- Given problem -
Check each line of the records below and collect those holding "Advanced".

- Provided information -
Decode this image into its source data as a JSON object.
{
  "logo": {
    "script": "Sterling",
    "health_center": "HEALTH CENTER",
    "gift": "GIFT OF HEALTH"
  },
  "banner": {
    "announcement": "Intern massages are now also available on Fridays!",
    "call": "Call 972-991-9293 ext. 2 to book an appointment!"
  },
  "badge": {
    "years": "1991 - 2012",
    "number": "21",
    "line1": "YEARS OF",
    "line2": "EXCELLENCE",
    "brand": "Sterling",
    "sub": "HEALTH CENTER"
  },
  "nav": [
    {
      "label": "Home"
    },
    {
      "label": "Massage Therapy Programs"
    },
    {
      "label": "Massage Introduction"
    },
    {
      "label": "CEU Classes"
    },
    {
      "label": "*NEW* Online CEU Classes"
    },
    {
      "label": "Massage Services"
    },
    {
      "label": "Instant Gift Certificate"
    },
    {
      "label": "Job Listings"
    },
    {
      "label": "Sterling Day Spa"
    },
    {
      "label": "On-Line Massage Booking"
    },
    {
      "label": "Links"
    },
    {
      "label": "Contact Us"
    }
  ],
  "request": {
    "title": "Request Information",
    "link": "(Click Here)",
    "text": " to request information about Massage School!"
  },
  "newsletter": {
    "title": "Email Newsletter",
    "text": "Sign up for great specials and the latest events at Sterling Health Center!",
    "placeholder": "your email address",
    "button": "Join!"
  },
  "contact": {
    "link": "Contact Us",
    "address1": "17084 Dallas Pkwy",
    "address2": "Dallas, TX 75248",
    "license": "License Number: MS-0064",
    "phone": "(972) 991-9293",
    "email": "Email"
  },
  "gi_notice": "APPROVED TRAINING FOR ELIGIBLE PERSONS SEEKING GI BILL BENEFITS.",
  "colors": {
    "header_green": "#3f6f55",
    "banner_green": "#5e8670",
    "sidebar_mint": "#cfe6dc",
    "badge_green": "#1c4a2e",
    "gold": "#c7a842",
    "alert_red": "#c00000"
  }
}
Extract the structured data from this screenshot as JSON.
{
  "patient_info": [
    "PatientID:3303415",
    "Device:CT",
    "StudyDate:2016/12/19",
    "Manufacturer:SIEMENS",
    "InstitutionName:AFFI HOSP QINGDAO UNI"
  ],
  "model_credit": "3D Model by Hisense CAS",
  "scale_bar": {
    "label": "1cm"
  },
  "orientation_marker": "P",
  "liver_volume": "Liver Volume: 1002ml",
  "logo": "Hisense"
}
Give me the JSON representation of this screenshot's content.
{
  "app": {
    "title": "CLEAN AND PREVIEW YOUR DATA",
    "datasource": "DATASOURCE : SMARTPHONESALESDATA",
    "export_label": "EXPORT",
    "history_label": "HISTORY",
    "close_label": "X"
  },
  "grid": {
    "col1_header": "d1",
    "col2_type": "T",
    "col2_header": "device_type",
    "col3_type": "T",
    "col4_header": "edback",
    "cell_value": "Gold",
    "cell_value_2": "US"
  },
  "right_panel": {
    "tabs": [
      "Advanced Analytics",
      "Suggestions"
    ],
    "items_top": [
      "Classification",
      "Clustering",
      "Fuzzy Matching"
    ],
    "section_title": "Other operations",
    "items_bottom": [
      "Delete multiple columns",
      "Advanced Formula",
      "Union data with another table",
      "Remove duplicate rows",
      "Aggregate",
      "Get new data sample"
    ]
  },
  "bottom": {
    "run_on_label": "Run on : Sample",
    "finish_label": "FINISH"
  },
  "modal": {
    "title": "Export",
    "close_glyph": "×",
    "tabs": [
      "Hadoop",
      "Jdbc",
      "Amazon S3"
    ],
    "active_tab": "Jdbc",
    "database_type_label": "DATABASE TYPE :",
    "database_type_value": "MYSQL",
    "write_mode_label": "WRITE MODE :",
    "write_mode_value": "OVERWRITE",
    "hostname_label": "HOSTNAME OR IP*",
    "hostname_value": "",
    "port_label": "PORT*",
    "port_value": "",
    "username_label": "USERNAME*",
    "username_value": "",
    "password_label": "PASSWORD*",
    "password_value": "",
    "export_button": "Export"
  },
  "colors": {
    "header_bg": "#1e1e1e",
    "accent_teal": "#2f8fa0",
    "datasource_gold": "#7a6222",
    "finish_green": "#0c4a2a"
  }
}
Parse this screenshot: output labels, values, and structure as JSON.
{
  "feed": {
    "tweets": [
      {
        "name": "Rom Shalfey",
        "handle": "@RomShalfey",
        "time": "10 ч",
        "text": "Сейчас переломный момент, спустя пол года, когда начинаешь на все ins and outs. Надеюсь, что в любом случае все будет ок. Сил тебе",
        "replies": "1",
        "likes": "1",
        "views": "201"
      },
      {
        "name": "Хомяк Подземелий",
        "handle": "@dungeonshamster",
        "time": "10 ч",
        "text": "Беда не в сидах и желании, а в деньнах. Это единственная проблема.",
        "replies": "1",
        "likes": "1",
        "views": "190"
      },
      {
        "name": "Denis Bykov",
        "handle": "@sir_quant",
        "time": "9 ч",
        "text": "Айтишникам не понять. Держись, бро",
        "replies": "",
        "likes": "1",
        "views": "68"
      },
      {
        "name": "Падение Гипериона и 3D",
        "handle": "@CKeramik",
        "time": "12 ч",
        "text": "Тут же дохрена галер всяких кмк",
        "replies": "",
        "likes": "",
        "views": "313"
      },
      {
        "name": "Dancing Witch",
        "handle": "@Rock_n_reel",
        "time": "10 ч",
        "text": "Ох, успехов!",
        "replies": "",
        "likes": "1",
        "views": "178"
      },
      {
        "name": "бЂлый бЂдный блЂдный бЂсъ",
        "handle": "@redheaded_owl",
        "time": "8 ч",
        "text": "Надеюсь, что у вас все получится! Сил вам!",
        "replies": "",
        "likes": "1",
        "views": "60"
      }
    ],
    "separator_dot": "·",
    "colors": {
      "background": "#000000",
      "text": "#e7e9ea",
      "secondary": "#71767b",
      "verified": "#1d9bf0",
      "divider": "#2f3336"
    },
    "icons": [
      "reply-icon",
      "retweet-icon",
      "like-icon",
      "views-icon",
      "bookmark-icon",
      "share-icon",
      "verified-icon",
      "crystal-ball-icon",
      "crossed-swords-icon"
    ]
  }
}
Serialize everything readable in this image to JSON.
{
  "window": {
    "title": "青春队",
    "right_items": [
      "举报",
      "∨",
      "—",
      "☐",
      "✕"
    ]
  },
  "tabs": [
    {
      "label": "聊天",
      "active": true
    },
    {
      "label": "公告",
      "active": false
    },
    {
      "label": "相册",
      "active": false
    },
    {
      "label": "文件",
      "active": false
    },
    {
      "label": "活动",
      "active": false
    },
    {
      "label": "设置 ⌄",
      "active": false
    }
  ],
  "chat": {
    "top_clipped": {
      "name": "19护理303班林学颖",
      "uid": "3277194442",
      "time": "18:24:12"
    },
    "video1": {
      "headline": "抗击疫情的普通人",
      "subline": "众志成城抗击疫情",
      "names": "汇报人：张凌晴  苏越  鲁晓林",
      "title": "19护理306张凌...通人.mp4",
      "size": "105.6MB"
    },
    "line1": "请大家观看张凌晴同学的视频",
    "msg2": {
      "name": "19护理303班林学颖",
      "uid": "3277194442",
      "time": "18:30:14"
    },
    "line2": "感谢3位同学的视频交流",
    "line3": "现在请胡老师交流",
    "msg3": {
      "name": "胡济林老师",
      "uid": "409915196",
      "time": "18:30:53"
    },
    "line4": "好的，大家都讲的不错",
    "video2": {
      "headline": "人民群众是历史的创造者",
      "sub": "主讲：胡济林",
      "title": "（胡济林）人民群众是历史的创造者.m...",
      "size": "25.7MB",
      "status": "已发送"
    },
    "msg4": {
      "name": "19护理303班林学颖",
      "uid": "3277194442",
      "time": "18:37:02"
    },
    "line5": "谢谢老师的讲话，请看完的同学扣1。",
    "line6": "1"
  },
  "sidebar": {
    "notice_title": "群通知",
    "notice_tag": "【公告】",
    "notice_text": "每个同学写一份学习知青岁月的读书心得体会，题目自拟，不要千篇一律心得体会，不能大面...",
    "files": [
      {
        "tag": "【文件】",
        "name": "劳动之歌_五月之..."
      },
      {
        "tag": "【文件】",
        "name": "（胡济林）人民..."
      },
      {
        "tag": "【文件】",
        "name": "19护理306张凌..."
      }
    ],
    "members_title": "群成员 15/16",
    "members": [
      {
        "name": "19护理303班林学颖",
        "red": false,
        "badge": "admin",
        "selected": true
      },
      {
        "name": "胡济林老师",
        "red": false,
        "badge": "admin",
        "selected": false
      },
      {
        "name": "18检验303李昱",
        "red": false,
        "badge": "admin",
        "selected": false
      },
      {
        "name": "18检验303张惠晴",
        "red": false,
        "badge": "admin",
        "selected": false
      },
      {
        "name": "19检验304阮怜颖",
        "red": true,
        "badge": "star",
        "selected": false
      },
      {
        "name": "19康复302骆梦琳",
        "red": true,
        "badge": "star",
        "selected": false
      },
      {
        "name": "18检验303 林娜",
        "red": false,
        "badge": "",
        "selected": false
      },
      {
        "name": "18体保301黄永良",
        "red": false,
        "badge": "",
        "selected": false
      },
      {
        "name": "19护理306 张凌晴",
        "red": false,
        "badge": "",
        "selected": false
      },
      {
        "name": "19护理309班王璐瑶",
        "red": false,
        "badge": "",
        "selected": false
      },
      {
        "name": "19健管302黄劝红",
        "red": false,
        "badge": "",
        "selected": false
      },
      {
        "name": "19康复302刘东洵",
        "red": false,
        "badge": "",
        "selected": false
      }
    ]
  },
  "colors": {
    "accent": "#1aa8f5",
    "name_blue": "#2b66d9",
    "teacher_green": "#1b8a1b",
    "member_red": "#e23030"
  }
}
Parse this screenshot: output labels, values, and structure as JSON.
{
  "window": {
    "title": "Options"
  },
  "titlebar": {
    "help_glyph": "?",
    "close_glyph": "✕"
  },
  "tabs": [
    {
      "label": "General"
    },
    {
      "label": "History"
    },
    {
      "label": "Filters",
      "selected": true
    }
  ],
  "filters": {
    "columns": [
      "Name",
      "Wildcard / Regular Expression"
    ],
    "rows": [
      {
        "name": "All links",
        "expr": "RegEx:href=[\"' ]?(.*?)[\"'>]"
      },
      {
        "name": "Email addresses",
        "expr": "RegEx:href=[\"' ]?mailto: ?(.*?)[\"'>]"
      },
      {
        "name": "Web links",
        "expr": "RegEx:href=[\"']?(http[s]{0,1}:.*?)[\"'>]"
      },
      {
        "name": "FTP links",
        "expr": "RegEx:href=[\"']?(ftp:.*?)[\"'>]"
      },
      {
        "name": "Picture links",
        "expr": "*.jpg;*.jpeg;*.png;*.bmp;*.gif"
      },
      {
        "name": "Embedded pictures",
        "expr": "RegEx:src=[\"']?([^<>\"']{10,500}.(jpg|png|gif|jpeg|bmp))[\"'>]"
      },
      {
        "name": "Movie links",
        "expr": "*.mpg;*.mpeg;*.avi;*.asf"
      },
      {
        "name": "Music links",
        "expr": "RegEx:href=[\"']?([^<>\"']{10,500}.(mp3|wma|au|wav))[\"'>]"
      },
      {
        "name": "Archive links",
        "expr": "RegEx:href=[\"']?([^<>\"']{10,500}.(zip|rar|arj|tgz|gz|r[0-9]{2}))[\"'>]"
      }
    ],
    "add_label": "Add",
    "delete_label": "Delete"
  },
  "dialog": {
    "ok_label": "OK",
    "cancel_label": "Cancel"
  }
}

- Answer to the problem -
      "Advanced Analytics",
      "Advanced Formula",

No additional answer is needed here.